What is asked: Report all lines from the entries below in which "citoplasma" appears.

Stored records:
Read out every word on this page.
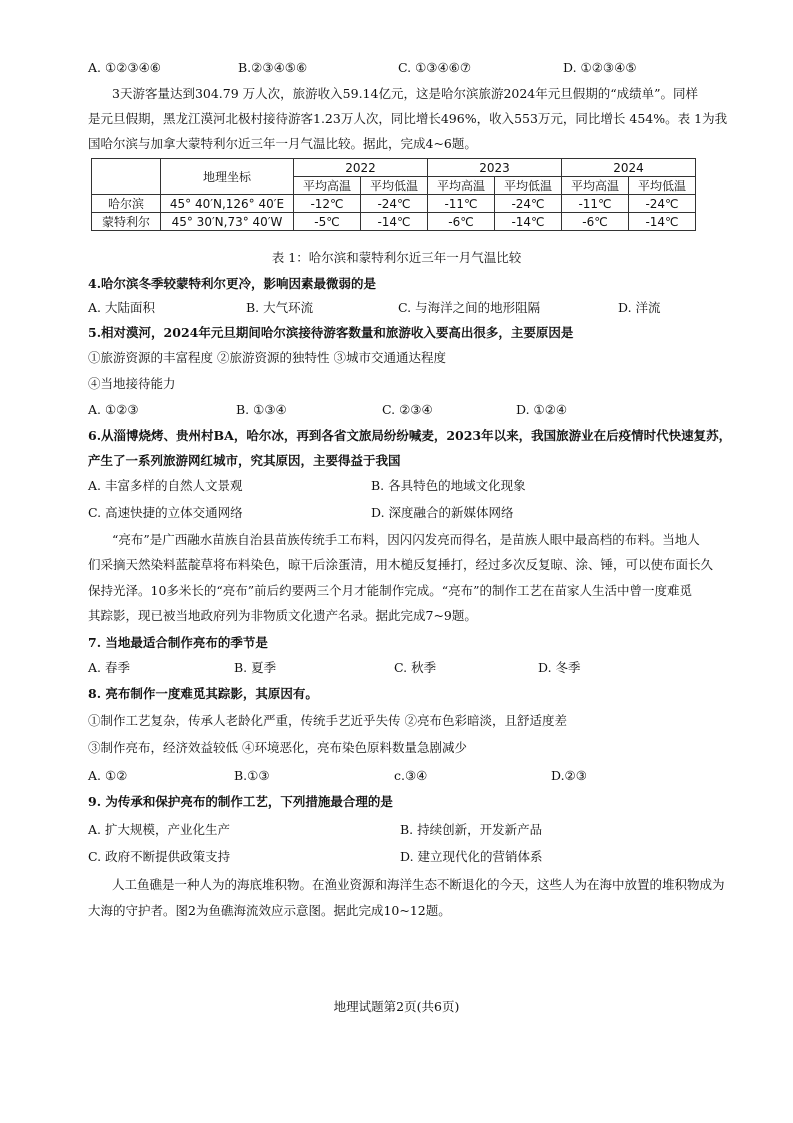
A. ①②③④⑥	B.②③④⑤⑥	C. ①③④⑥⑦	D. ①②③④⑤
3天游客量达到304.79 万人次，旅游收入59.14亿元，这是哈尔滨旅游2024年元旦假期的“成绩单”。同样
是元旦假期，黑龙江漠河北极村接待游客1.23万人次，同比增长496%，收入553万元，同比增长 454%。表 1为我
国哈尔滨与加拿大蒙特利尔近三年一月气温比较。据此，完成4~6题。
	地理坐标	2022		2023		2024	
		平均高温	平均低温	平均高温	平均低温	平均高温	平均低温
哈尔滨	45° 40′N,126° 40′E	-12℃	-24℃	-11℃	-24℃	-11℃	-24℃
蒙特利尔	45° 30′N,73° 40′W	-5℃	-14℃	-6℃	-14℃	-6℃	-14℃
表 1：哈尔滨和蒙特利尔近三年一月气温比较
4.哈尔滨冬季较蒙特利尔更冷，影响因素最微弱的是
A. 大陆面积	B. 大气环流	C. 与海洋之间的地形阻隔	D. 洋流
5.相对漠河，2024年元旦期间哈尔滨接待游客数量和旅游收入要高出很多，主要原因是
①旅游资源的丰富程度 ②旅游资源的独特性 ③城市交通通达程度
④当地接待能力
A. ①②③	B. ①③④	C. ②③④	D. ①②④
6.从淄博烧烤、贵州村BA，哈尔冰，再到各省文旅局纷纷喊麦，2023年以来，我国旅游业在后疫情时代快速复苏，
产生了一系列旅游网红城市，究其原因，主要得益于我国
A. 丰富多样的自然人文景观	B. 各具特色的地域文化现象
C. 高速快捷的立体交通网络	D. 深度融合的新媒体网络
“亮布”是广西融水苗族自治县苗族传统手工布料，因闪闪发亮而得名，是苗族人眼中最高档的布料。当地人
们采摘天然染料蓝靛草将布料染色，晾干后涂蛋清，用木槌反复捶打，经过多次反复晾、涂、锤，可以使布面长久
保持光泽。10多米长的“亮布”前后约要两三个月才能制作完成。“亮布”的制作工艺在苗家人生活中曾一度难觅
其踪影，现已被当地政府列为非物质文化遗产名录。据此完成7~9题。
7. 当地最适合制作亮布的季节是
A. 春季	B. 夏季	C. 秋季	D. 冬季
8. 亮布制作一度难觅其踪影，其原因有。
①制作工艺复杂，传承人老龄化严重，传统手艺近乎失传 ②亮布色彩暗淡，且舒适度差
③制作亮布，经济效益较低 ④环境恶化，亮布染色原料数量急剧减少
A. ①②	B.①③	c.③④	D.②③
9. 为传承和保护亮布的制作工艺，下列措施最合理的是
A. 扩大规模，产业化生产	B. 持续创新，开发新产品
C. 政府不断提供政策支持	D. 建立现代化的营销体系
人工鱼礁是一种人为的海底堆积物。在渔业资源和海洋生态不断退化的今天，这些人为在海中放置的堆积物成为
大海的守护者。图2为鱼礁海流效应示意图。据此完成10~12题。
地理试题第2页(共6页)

--

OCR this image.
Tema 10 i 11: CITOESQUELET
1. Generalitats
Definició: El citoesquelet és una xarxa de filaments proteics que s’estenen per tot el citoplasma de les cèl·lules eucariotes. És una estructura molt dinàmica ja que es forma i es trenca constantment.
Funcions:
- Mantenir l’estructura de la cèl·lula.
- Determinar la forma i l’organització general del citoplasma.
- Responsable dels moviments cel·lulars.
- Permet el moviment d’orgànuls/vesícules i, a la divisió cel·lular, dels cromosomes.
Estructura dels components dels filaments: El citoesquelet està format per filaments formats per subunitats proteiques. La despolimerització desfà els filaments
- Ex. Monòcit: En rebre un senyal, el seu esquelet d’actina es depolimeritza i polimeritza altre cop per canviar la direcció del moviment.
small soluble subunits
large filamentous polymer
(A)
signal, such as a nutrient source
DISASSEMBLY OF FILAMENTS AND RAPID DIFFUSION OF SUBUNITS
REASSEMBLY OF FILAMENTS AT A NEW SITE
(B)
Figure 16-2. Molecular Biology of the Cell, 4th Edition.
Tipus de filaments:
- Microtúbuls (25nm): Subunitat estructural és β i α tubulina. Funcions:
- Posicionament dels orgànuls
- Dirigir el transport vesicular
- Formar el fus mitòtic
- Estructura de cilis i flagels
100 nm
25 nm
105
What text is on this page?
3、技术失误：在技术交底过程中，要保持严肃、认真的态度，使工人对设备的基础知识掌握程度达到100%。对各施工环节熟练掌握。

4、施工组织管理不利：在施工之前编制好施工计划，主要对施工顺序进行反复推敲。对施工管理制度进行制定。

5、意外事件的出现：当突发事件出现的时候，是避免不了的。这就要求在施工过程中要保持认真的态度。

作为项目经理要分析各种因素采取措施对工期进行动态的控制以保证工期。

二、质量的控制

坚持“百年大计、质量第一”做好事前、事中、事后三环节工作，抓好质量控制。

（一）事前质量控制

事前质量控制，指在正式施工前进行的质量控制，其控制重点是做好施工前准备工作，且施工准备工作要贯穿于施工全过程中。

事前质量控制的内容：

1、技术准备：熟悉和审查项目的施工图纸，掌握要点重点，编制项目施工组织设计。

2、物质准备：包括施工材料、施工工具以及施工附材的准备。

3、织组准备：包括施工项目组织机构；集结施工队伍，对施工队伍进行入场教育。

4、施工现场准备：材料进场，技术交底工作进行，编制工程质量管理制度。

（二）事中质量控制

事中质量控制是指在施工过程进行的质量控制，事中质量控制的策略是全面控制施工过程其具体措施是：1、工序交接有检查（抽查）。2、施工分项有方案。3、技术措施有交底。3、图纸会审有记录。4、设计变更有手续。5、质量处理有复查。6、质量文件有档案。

The answer:
Definició: El citoesquelet és una xarxa de filaments proteics que s’estenen per tot el citoplasma de les cèl·lules eucariotes. És una estructura molt dinàmica ja que es forma i es trenca constantment.
- Determinar la forma i l’organització general del citoplasma.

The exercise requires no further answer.